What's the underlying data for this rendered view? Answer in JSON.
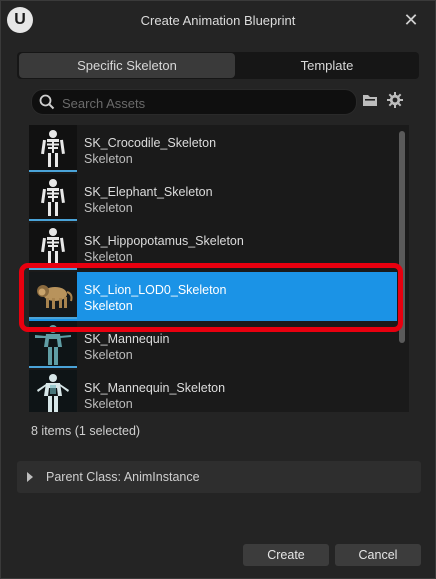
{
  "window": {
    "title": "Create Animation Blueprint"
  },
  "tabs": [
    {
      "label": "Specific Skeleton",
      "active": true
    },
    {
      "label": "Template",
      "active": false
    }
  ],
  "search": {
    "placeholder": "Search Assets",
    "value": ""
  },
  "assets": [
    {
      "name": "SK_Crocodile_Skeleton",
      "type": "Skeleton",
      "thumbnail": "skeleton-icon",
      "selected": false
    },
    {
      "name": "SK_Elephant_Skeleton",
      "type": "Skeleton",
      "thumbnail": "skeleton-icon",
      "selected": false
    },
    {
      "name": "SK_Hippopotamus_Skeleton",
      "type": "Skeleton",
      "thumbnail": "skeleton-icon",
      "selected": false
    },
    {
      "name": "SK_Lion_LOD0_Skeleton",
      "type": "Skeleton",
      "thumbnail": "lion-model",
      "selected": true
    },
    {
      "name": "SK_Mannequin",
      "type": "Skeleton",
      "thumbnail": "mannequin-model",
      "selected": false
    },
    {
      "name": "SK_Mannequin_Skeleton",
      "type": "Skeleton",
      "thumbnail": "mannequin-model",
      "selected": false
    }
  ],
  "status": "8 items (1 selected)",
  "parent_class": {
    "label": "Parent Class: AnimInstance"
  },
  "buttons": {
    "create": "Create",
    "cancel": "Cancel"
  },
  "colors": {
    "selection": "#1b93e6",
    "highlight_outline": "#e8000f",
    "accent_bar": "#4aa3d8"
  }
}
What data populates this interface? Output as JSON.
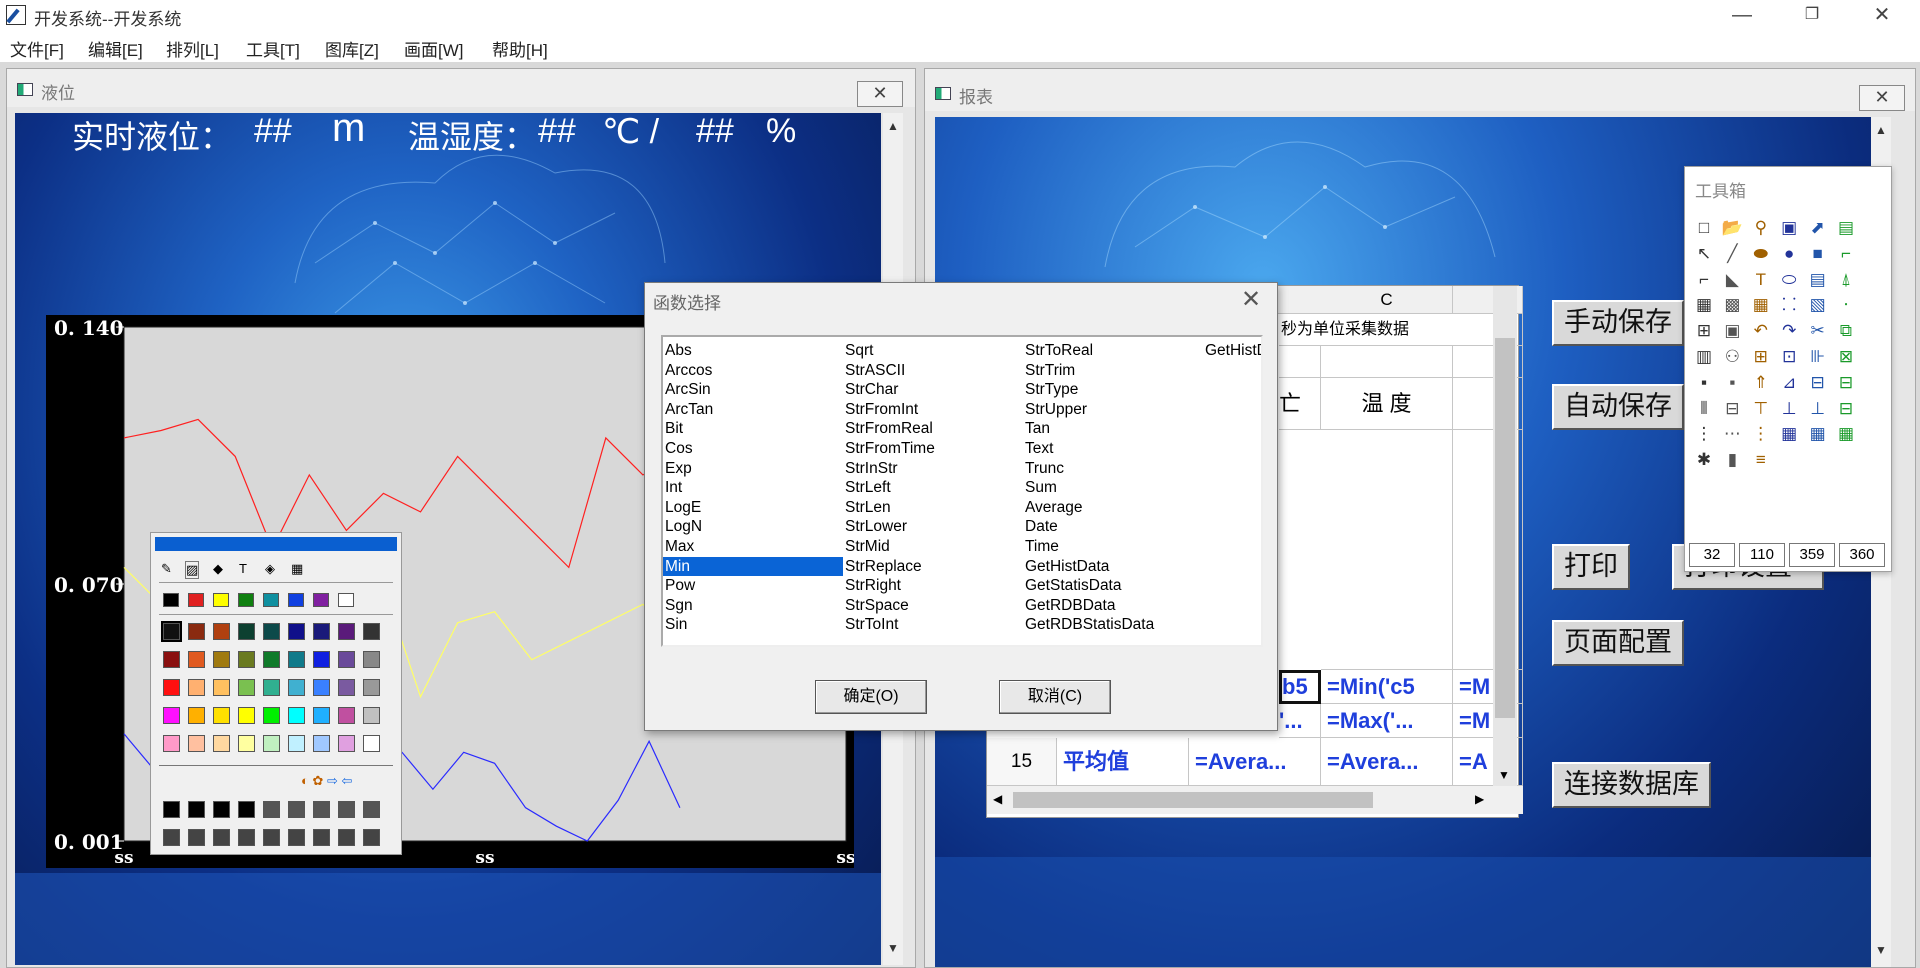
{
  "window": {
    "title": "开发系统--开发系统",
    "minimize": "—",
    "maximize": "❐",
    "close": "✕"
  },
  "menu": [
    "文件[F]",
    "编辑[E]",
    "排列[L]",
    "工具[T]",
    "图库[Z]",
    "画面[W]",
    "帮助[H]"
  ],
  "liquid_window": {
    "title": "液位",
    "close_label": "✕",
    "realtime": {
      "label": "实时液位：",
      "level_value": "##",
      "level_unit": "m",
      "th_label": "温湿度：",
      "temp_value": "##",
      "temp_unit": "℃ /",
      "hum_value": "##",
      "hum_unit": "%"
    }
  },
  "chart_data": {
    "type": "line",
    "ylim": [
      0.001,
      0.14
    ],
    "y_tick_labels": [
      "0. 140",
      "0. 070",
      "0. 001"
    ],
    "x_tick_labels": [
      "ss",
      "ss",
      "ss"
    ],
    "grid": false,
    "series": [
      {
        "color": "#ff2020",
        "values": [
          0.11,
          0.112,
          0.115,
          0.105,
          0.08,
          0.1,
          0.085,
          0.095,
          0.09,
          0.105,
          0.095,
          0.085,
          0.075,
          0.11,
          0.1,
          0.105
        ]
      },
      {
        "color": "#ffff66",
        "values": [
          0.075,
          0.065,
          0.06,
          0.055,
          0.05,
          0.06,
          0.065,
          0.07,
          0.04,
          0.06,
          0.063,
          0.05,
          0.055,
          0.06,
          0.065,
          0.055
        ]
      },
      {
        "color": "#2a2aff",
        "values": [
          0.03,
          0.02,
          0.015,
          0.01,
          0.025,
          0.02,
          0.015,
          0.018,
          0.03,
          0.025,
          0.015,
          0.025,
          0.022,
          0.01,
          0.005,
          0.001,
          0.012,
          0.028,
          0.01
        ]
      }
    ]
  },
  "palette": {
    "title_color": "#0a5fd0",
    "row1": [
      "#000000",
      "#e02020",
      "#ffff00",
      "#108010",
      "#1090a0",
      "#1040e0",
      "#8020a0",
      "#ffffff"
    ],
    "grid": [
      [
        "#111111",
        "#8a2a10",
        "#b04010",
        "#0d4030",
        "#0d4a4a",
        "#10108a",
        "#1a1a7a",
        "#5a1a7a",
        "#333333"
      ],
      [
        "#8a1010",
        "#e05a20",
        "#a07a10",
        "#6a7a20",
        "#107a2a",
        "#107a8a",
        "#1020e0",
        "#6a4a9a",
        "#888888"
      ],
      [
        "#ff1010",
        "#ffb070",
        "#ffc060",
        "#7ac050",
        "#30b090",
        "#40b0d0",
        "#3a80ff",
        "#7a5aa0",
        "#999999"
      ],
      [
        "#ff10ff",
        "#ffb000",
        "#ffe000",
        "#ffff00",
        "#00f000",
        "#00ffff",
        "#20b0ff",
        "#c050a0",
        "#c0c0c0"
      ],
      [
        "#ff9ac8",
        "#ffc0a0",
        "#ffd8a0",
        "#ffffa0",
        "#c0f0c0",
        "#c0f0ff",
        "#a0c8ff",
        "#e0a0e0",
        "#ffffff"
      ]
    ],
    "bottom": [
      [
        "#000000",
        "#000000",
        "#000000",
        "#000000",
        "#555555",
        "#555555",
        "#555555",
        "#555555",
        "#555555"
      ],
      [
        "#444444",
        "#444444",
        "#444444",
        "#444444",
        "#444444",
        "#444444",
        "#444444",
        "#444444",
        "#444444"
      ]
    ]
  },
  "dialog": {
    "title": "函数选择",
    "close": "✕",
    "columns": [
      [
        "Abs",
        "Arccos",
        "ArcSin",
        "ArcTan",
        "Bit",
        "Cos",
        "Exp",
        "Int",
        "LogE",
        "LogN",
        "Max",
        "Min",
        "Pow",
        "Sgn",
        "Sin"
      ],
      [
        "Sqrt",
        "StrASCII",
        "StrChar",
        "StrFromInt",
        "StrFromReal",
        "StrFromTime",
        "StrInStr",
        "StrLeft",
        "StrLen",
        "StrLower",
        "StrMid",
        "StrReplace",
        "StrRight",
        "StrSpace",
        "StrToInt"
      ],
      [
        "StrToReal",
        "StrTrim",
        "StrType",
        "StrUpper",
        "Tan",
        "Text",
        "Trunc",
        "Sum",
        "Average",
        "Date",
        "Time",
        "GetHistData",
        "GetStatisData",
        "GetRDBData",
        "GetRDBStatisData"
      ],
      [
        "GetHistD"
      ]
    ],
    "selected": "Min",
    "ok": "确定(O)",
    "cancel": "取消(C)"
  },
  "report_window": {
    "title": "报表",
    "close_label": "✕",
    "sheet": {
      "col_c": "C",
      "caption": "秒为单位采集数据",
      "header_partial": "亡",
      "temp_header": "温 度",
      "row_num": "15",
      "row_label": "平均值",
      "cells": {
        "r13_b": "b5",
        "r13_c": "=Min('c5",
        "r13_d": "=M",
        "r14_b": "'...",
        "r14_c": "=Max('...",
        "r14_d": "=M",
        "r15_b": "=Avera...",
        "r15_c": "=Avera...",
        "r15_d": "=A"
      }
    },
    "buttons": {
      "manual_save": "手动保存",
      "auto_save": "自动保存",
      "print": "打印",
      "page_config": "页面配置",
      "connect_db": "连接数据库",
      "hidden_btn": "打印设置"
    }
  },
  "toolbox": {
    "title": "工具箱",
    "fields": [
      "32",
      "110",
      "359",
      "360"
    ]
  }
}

· · · · ·

Print every entry above again without changing a word, and omit the pictures.

What's the underlying data for this rendered view? Answer in JSON.
{
  "window": {
    "title": "Create Animation Blueprint"
  },
  "tabs": [
    {
      "label": "Specific Skeleton",
      "active": true
    },
    {
      "label": "Template",
      "active": false
    }
  ],
  "search": {
    "placeholder": "Search Assets",
    "value": ""
  },
  "assets": [
    {
      "name": "SK_Crocodile_Skeleton",
      "type": "Skeleton",
      "thumbnail": "skeleton-icon",
      "selected": false
    },
    {
      "name": "SK_Elephant_Skeleton",
      "type": "Skeleton",
      "thumbnail": "skeleton-icon",
      "selected": false
    },
    {
      "name": "SK_Hippopotamus_Skeleton",
      "type": "Skeleton",
      "thumbnail": "skeleton-icon",
      "selected": false
    },
    {
      "name": "SK_Lion_LOD0_Skeleton",
      "type": "Skeleton",
      "thumbnail": "lion-model",
      "selected": true
    },
    {
      "name": "SK_Mannequin",
      "type": "Skeleton",
      "thumbnail": "mannequin-model",
      "selected": false
    },
    {
      "name": "SK_Mannequin_Skeleton",
      "type": "Skeleton",
      "thumbnail": "mannequin-model",
      "selected": false
    }
  ],
  "status": "8 items (1 selected)",
  "parent_class": {
    "label": "Parent Class: AnimInstance"
  },
  "buttons": {
    "create": "Create",
    "cancel": "Cancel"
  },
  "colors": {
    "selection": "#1b93e6",
    "highlight_outline": "#e8000f",
    "accent_bar": "#4aa3d8"
  }
}
What data populates this interface? Output as JSON.
{
  "window": {
    "title": "开发系统--开发系统",
    "minimize": "—",
    "maximize": "❐",
    "close": "✕"
  },
  "menu": [
    "文件[F]",
    "编辑[E]",
    "排列[L]",
    "工具[T]",
    "图库[Z]",
    "画面[W]",
    "帮助[H]"
  ],
  "liquid_window": {
    "title": "液位",
    "close_label": "✕",
    "realtime": {
      "label": "实时液位：",
      "level_value": "##",
      "level_unit": "m",
      "th_label": "温湿度：",
      "temp_value": "##",
      "temp_unit": "℃ /",
      "hum_value": "##",
      "hum_unit": "%"
    }
  },
  "chart_data": {
    "type": "line",
    "ylim": [
      0.001,
      0.14
    ],
    "y_tick_labels": [
      "0. 140",
      "0. 070",
      "0. 001"
    ],
    "x_tick_labels": [
      "ss",
      "ss",
      "ss"
    ],
    "grid": false,
    "series": [
      {
        "color": "#ff2020",
        "values": [
          0.11,
          0.112,
          0.115,
          0.105,
          0.08,
          0.1,
          0.085,
          0.095,
          0.09,
          0.105,
          0.095,
          0.085,
          0.075,
          0.11,
          0.1,
          0.105
        ]
      },
      {
        "color": "#ffff66",
        "values": [
          0.075,
          0.065,
          0.06,
          0.055,
          0.05,
          0.06,
          0.065,
          0.07,
          0.04,
          0.06,
          0.063,
          0.05,
          0.055,
          0.06,
          0.065,
          0.055
        ]
      },
      {
        "color": "#2a2aff",
        "values": [
          0.03,
          0.02,
          0.015,
          0.01,
          0.025,
          0.02,
          0.015,
          0.018,
          0.03,
          0.025,
          0.015,
          0.025,
          0.022,
          0.01,
          0.005,
          0.001,
          0.012,
          0.028,
          0.01
        ]
      }
    ]
  },
  "palette": {
    "title_color": "#0a5fd0",
    "row1": [
      "#000000",
      "#e02020",
      "#ffff00",
      "#108010",
      "#1090a0",
      "#1040e0",
      "#8020a0",
      "#ffffff"
    ],
    "grid": [
      [
        "#111111",
        "#8a2a10",
        "#b04010",
        "#0d4030",
        "#0d4a4a",
        "#10108a",
        "#1a1a7a",
        "#5a1a7a",
        "#333333"
      ],
      [
        "#8a1010",
        "#e05a20",
        "#a07a10",
        "#6a7a20",
        "#107a2a",
        "#107a8a",
        "#1020e0",
        "#6a4a9a",
        "#888888"
      ],
      [
        "#ff1010",
        "#ffb070",
        "#ffc060",
        "#7ac050",
        "#30b090",
        "#40b0d0",
        "#3a80ff",
        "#7a5aa0",
        "#999999"
      ],
      [
        "#ff10ff",
        "#ffb000",
        "#ffe000",
        "#ffff00",
        "#00f000",
        "#00ffff",
        "#20b0ff",
        "#c050a0",
        "#c0c0c0"
      ],
      [
        "#ff9ac8",
        "#ffc0a0",
        "#ffd8a0",
        "#ffffa0",
        "#c0f0c0",
        "#c0f0ff",
        "#a0c8ff",
        "#e0a0e0",
        "#ffffff"
      ]
    ],
    "bottom": [
      [
        "#000000",
        "#000000",
        "#000000",
        "#000000",
        "#555555",
        "#555555",
        "#555555",
        "#555555",
        "#555555"
      ],
      [
        "#444444",
        "#444444",
        "#444444",
        "#444444",
        "#444444",
        "#444444",
        "#444444",
        "#444444",
        "#444444"
      ]
    ]
  },
  "dialog": {
    "title": "函数选择",
    "close": "✕",
    "columns": [
      [
        "Abs",
        "Arccos",
        "ArcSin",
        "ArcTan",
        "Bit",
        "Cos",
        "Exp",
        "Int",
        "LogE",
        "LogN",
        "Max",
        "Min",
        "Pow",
        "Sgn",
        "Sin"
      ],
      [
        "Sqrt",
        "StrASCII",
        "StrChar",
        "StrFromInt",
        "StrFromReal",
        "StrFromTime",
        "StrInStr",
        "StrLeft",
        "StrLen",
        "StrLower",
        "StrMid",
        "StrReplace",
        "StrRight",
        "StrSpace",
        "StrToInt"
      ],
      [
        "StrToReal",
        "StrTrim",
        "StrType",
        "StrUpper",
        "Tan",
        "Text",
        "Trunc",
        "Sum",
        "Average",
        "Date",
        "Time",
        "GetHistData",
        "GetStatisData",
        "GetRDBData",
        "GetRDBStatisData"
      ],
      [
        "GetHistD"
      ]
    ],
    "selected": "Min",
    "ok": "确定(O)",
    "cancel": "取消(C)"
  },
  "report_window": {
    "title": "报表",
    "close_label": "✕",
    "sheet": {
      "col_c": "C",
      "caption": "秒为单位采集数据",
      "header_partial": "亡",
      "temp_header": "温 度",
      "row_num": "15",
      "row_label": "平均值",
      "cells": {
        "r13_b": "b5",
        "r13_c": "=Min('c5",
        "r13_d": "=M",
        "r14_b": "'...",
        "r14_c": "=Max('...",
        "r14_d": "=M",
        "r15_b": "=Avera...",
        "r15_c": "=Avera...",
        "r15_d": "=A"
      }
    },
    "buttons": {
      "manual_save": "手动保存",
      "auto_save": "自动保存",
      "print": "打印",
      "page_config": "页面配置",
      "connect_db": "连接数据库",
      "hidden_btn": "打印设置"
    }
  },
  "toolbox": {
    "title": "工具箱",
    "fields": [
      "32",
      "110",
      "359",
      "360"
    ]
  }
}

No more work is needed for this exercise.